_WHAT YOU HAVE TO DO_
Gather all lines from the material that contain "jeudi".

___ EXCERPTED RECORDS ___

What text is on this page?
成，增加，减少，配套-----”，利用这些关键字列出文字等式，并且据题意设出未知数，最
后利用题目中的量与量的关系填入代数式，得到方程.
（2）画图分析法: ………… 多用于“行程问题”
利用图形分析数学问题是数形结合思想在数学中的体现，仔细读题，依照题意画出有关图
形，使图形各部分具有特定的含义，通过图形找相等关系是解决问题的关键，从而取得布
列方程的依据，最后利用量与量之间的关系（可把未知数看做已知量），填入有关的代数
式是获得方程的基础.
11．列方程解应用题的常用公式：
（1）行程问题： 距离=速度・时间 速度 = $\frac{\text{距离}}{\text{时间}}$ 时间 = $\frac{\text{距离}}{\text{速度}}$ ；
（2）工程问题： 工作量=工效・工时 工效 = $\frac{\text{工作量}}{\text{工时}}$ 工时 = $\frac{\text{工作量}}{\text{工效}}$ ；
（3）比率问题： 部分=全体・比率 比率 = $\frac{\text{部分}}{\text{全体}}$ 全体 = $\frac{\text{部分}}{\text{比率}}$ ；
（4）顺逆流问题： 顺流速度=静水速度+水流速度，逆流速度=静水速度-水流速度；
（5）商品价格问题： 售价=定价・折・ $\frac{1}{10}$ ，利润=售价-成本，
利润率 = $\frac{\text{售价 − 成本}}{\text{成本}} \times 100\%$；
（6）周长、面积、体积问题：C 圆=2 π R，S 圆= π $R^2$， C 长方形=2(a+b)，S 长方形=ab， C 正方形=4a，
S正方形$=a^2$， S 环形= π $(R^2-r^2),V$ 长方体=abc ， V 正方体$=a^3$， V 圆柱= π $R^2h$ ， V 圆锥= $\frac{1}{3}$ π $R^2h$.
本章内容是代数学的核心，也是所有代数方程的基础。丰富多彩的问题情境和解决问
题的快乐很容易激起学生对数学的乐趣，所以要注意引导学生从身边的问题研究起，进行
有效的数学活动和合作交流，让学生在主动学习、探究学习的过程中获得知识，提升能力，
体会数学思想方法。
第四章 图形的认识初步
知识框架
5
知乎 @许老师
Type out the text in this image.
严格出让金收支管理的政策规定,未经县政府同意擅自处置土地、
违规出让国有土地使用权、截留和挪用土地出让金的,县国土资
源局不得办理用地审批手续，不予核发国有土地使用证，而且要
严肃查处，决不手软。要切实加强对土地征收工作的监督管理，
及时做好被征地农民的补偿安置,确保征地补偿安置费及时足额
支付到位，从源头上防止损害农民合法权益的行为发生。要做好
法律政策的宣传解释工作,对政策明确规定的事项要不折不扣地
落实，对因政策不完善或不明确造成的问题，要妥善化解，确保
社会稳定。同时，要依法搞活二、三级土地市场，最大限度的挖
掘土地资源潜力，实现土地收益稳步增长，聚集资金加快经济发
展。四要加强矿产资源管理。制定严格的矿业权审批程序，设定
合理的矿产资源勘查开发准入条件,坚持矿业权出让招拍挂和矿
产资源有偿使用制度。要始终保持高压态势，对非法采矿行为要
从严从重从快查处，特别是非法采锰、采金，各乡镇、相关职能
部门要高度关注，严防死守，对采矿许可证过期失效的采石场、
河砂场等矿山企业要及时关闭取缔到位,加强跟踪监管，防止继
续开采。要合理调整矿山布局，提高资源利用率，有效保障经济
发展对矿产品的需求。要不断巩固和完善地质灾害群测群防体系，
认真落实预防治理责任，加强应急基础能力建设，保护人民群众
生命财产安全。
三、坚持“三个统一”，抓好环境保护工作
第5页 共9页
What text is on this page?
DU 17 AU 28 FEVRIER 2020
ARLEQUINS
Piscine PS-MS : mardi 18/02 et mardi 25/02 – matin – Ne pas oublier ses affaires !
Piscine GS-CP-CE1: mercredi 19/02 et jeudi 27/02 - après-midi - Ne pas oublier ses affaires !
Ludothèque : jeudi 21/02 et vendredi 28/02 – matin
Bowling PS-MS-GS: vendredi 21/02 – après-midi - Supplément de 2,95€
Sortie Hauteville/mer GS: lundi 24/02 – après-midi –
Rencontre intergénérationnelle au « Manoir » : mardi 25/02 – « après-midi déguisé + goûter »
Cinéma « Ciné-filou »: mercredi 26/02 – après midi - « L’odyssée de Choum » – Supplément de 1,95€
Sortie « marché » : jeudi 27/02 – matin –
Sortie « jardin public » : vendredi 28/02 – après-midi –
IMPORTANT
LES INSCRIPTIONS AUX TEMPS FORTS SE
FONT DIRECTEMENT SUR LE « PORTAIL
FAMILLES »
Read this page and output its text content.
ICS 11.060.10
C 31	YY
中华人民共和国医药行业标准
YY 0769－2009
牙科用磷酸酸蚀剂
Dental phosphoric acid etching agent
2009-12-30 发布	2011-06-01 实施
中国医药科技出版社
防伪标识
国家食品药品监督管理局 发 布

___

_FULL RESPONSE_
Piscine GS-CP-CE1: mercredi 19/02 et jeudi 27/02 - après-midi - Ne pas oublier ses affaires !
Ludothèque : jeudi 21/02 et vendredi 28/02 – matin
Sortie « marché » : jeudi 27/02 – matin –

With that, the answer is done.